-- Start Data for this task --

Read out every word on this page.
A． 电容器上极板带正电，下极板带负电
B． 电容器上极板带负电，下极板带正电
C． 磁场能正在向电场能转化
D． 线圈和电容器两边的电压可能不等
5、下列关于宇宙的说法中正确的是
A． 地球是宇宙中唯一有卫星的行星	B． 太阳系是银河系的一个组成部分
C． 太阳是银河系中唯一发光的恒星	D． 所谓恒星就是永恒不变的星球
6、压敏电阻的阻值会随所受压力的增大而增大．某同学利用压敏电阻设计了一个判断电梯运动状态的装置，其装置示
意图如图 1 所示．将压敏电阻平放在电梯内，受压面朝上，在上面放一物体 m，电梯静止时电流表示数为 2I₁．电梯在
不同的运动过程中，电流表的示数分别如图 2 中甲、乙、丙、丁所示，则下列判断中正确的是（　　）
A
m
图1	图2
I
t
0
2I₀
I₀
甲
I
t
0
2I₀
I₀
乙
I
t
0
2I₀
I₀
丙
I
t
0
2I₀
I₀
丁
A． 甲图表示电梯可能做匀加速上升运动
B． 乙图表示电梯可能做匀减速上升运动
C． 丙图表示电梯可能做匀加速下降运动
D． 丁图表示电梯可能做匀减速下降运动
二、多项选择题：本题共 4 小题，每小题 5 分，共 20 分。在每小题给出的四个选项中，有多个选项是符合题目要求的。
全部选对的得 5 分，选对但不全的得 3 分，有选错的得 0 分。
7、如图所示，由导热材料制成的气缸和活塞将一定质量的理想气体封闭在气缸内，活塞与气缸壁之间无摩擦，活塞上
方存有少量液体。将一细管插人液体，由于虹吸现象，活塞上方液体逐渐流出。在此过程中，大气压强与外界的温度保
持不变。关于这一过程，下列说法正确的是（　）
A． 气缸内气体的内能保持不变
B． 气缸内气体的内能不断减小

-- End Data for this task --

• Work to be completed
Write out the data again, exactly and in full.

• Task result
Read out every word on this page.
A． 电容器上极板带正电，下极板带负电
B． 电容器上极板带负电，下极板带正电
C． 磁场能正在向电场能转化
D． 线圈和电容器两边的电压可能不等
5、下列关于宇宙的说法中正确的是
A． 地球是宇宙中唯一有卫星的行星	B． 太阳系是银河系的一个组成部分
C． 太阳是银河系中唯一发光的恒星	D． 所谓恒星就是永恒不变的星球
6、压敏电阻的阻值会随所受压力的增大而增大．某同学利用压敏电阻设计了一个判断电梯运动状态的装置，其装置示
意图如图 1 所示．将压敏电阻平放在电梯内，受压面朝上，在上面放一物体 m，电梯静止时电流表示数为 2I₁．电梯在
不同的运动过程中，电流表的示数分别如图 2 中甲、乙、丙、丁所示，则下列判断中正确的是（　　）
A
m
图1	图2
I
t
0
2I₀
I₀
甲
I
t
0
2I₀
I₀
乙
I
t
0
2I₀
I₀
丙
I
t
0
2I₀
I₀
丁
A． 甲图表示电梯可能做匀加速上升运动
B． 乙图表示电梯可能做匀减速上升运动
C． 丙图表示电梯可能做匀加速下降运动
D． 丁图表示电梯可能做匀减速下降运动
二、多项选择题：本题共 4 小题，每小题 5 分，共 20 分。在每小题给出的四个选项中，有多个选项是符合题目要求的。
全部选对的得 5 分，选对但不全的得 3 分，有选错的得 0 分。
7、如图所示，由导热材料制成的气缸和活塞将一定质量的理想气体封闭在气缸内，活塞与气缸壁之间无摩擦，活塞上
方存有少量液体。将一细管插人液体，由于虹吸现象，活塞上方液体逐渐流出。在此过程中，大气压强与外界的温度保
持不变。关于这一过程，下列说法正确的是（　）
A． 气缸内气体的内能保持不变
B． 气缸内气体的内能不断减小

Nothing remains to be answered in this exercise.